CHALLENGE -
Extract, from the records beneath this instruction, each line that contains the word "Shoes".

──────── EXTRACTED MATERIAL

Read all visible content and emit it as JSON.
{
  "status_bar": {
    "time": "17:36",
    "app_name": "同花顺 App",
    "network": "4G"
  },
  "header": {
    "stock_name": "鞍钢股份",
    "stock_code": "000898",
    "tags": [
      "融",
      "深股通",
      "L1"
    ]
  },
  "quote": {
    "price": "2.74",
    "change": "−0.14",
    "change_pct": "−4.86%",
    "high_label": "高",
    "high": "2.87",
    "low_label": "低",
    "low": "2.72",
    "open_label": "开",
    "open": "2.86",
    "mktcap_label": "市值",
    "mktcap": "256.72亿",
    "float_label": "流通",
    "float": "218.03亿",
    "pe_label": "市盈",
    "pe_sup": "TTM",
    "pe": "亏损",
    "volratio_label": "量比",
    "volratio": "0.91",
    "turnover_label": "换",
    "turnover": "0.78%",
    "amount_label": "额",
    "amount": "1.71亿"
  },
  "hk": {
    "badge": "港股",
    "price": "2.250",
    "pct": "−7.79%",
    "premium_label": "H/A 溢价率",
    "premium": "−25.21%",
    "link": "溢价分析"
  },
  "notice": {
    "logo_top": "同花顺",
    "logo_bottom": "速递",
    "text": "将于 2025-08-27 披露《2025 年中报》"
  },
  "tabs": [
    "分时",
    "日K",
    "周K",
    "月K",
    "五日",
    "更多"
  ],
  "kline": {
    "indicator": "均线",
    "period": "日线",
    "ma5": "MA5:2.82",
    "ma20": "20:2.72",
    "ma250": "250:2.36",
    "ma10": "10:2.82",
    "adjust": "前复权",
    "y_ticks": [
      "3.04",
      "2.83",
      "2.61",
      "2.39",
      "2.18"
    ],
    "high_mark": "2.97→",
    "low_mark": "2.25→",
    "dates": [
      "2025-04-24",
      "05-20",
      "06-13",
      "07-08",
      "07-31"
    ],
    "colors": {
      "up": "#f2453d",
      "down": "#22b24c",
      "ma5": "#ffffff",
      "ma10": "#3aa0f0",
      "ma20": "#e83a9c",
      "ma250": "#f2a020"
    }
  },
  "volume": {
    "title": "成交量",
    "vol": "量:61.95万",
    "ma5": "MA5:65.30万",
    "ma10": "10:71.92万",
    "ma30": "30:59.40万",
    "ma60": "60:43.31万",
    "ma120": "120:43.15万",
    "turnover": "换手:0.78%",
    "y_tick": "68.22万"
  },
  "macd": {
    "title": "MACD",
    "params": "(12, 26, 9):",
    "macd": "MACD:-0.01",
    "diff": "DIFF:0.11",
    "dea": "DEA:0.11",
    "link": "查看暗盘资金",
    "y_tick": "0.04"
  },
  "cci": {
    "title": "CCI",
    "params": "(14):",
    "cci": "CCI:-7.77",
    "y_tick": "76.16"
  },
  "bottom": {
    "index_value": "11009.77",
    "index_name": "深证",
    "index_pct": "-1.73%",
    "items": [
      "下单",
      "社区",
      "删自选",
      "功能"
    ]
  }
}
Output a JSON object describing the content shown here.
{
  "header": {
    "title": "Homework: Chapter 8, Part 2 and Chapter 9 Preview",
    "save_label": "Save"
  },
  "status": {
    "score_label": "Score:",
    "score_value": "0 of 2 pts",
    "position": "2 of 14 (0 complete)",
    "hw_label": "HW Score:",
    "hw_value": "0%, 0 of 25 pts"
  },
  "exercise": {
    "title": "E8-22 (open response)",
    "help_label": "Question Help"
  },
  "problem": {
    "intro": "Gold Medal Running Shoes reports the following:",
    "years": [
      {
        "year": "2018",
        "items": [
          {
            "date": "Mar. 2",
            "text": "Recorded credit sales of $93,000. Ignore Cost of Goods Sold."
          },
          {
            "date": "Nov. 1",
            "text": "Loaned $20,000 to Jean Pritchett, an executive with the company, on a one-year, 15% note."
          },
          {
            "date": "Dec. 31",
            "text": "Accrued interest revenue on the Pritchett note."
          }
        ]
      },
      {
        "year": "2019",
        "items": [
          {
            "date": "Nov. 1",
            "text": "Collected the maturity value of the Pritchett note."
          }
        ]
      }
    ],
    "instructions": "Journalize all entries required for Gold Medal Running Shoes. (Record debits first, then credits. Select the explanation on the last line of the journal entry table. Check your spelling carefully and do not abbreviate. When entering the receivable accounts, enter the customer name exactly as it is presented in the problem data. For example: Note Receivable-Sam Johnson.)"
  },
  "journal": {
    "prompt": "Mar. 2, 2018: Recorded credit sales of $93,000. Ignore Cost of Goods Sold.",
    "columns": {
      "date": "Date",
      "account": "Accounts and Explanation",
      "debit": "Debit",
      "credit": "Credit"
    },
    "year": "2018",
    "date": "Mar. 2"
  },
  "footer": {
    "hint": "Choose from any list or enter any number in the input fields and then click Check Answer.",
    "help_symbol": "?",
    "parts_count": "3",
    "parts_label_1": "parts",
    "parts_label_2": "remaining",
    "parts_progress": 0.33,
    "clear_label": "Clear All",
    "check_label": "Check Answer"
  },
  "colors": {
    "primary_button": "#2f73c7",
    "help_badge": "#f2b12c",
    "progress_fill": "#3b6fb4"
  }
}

────────────────

SOLVED PROBLEM -
    "intro": "Gold Medal Running Shoes reports the following:",
    "instructions": "Journalize all entries required for Gold Medal Running Shoes. (Record debits first, then credits. Select the explanation on the last line of the journal entry table. Check your spelling carefully and do not abbreviate. When entering the receivable accounts, enter the customer name exactly as it is presented in the problem data. For example: Note Receivable-Sam Johnson.)"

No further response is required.